Reproduce the records below in full and word for word, excluding pictures.

## START

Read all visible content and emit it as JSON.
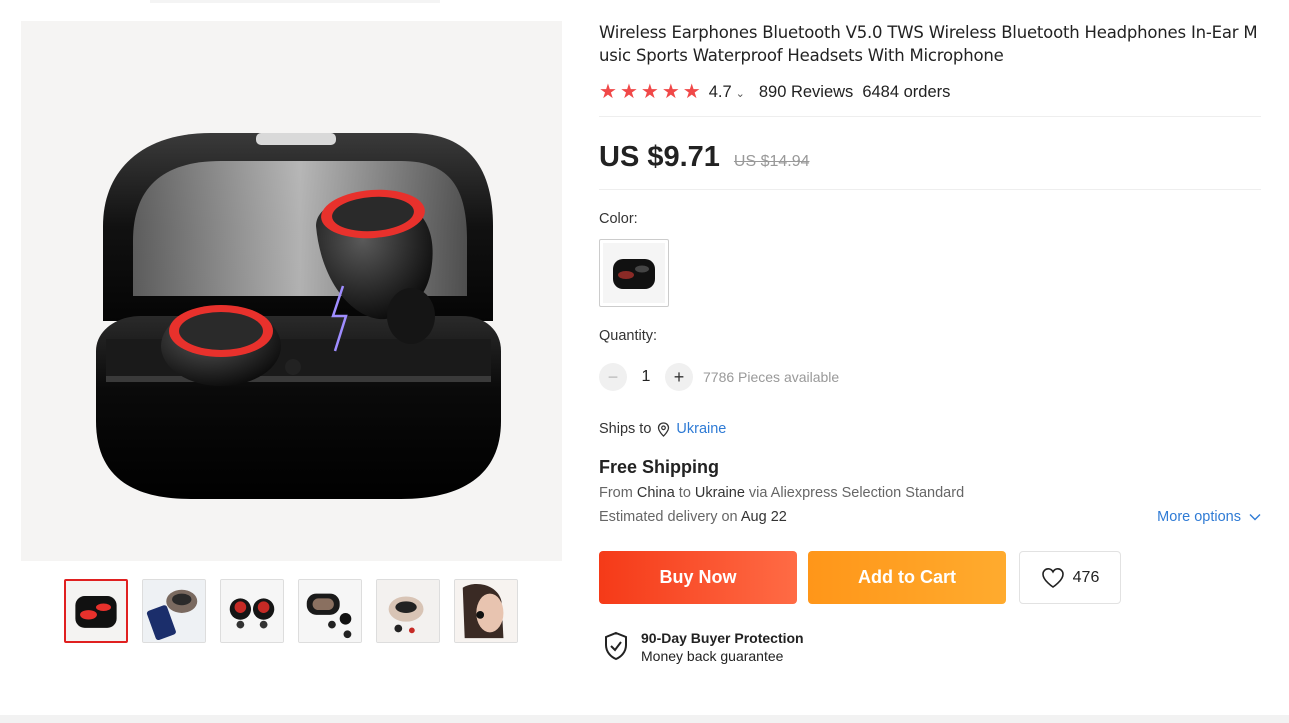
{
  "product": {
    "title": "Wireless Earphones Bluetooth V5.0 TWS Wireless Bluetooth Headphones In-Ear Music Sports Waterproof Headsets With Microphone",
    "rating": "4.7",
    "stars_filled": 5,
    "reviews": "890 Reviews",
    "orders": "6484 orders",
    "price": "US $9.71",
    "old_price": "US $14.94",
    "accent_color": "#f04848"
  },
  "gallery": {
    "main_image": "black-earbuds-charging-case-red-rings",
    "thumbnails": [
      "earbuds-case-open",
      "earbuds-with-phone",
      "two-earbuds",
      "case-and-buds",
      "case-closeup",
      "woman-wearing-earbud"
    ],
    "selected_index": 0
  },
  "color": {
    "label": "Color:",
    "selected": "black-earbuds-case"
  },
  "quantity": {
    "label": "Quantity:",
    "minus": "−",
    "value": "1",
    "plus": "+",
    "available": "7786 Pieces available"
  },
  "shipping": {
    "ships_to_label": "Ships to",
    "country": "Ukraine",
    "free_shipping": "Free Shipping",
    "route_from": "From",
    "route_origin": "China",
    "route_to": "to",
    "route_dest": "Ukraine",
    "route_via": "via Aliexpress Selection Standard",
    "delivery_label": "Estimated delivery on",
    "delivery_date": "Aug 22",
    "more_options": "More options"
  },
  "actions": {
    "buy_now": "Buy Now",
    "add_to_cart": "Add to Cart",
    "wishlist_count": "476"
  },
  "protection": {
    "title": "90-Day Buyer Protection",
    "subtitle": "Money back guarantee"
  }
}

## END

— Task answer —
Read all visible content and emit it as JSON.
{
  "product": {
    "title": "Wireless Earphones Bluetooth V5.0 TWS Wireless Bluetooth Headphones In-Ear Music Sports Waterproof Headsets With Microphone",
    "rating": "4.7",
    "stars_filled": 5,
    "reviews": "890 Reviews",
    "orders": "6484 orders",
    "price": "US $9.71",
    "old_price": "US $14.94",
    "accent_color": "#f04848"
  },
  "gallery": {
    "main_image": "black-earbuds-charging-case-red-rings",
    "thumbnails": [
      "earbuds-case-open",
      "earbuds-with-phone",
      "two-earbuds",
      "case-and-buds",
      "case-closeup",
      "woman-wearing-earbud"
    ],
    "selected_index": 0
  },
  "color": {
    "label": "Color:",
    "selected": "black-earbuds-case"
  },
  "quantity": {
    "label": "Quantity:",
    "minus": "−",
    "value": "1",
    "plus": "+",
    "available": "7786 Pieces available"
  },
  "shipping": {
    "ships_to_label": "Ships to",
    "country": "Ukraine",
    "free_shipping": "Free Shipping",
    "route_from": "From",
    "route_origin": "China",
    "route_to": "to",
    "route_dest": "Ukraine",
    "route_via": "via Aliexpress Selection Standard",
    "delivery_label": "Estimated delivery on",
    "delivery_date": "Aug 22",
    "more_options": "More options"
  },
  "actions": {
    "buy_now": "Buy Now",
    "add_to_cart": "Add to Cart",
    "wishlist_count": "476"
  },
  "protection": {
    "title": "90-Day Buyer Protection",
    "subtitle": "Money back guarantee"
  }
}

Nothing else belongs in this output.